» **WHAT IS REQUIRED**
Lines containing "equilibrium" are to be counted. Give the number and nothing more.

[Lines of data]
::::

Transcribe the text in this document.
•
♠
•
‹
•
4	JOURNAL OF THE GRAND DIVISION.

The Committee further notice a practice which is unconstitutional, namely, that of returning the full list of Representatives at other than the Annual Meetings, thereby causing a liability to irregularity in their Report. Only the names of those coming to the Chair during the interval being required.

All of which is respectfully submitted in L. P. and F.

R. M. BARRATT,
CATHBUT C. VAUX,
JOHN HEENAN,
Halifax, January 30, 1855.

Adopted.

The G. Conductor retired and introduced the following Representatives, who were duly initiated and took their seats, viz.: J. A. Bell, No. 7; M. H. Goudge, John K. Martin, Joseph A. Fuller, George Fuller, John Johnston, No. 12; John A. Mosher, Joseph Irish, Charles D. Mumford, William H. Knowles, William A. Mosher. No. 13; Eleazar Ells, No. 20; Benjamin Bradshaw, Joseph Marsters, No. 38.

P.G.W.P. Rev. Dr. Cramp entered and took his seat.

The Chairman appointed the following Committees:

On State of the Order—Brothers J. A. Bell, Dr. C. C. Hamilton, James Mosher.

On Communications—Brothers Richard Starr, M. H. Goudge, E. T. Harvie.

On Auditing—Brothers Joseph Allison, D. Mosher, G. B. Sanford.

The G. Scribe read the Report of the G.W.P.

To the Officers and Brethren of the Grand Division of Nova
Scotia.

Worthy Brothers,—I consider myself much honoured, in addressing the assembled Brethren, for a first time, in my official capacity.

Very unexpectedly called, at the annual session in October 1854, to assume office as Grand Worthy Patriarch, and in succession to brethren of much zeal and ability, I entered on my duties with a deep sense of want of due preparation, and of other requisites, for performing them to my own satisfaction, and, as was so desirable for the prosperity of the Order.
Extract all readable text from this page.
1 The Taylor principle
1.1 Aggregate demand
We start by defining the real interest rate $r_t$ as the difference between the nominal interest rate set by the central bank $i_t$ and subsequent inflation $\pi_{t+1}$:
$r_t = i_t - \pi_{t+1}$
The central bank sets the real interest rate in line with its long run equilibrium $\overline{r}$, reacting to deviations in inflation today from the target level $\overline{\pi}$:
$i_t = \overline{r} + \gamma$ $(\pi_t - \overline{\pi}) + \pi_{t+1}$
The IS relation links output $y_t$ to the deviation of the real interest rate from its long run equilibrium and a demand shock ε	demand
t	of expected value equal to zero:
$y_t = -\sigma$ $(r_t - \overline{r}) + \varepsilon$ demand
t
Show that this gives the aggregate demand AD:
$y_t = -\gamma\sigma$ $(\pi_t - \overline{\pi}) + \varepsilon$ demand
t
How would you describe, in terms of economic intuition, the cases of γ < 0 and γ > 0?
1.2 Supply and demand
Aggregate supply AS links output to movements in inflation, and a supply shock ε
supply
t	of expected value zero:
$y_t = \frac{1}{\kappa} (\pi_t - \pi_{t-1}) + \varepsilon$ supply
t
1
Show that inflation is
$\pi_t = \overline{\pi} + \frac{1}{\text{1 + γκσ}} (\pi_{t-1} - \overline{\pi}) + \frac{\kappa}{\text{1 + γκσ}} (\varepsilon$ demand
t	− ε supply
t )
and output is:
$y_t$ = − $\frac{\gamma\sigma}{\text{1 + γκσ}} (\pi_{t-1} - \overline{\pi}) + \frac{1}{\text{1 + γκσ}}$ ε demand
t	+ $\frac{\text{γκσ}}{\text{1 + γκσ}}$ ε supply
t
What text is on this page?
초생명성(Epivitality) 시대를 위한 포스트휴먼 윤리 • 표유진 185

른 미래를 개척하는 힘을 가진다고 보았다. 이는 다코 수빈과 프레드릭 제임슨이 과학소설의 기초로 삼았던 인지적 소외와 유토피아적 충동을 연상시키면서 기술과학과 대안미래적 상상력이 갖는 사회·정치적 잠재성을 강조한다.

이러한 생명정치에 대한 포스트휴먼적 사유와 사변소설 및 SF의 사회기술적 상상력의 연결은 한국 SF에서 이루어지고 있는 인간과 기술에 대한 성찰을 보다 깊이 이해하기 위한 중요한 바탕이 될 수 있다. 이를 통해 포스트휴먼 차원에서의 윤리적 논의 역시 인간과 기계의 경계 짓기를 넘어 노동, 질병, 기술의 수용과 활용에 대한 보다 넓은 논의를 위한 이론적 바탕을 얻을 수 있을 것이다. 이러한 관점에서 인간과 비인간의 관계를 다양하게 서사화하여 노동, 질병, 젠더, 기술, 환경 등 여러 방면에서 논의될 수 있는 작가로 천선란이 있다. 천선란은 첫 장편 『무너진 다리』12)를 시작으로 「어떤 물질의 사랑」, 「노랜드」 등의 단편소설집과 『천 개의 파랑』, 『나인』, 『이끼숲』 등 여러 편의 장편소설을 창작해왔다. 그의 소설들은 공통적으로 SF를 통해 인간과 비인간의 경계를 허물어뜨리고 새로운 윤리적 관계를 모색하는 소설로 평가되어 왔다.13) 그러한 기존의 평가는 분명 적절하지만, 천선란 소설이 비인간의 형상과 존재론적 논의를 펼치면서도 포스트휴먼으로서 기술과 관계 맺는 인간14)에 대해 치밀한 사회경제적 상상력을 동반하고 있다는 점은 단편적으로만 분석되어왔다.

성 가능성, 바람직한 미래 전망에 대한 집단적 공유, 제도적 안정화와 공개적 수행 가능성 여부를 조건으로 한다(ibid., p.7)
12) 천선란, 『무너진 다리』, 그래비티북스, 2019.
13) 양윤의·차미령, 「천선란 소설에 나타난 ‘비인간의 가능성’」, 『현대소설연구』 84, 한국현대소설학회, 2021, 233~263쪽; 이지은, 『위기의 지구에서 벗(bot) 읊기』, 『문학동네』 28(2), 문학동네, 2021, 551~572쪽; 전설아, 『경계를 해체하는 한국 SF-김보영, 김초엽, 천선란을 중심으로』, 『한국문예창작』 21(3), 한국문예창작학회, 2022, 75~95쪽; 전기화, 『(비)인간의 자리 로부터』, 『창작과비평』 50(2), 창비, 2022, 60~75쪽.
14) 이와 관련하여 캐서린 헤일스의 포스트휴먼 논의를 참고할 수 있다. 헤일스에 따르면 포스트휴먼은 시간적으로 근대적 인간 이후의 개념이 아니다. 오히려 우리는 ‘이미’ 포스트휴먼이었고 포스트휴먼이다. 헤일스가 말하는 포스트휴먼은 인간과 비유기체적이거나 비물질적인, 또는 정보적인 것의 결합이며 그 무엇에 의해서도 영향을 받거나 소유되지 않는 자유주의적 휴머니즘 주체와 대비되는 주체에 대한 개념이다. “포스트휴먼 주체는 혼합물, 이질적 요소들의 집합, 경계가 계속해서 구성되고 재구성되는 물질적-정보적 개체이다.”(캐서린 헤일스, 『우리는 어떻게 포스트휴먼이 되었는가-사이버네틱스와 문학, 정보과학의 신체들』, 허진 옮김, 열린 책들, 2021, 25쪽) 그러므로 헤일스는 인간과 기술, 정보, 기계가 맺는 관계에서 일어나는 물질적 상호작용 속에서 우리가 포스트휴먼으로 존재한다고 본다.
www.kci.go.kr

::::

» **SOLUTION FOR THIS EXERCISE**
2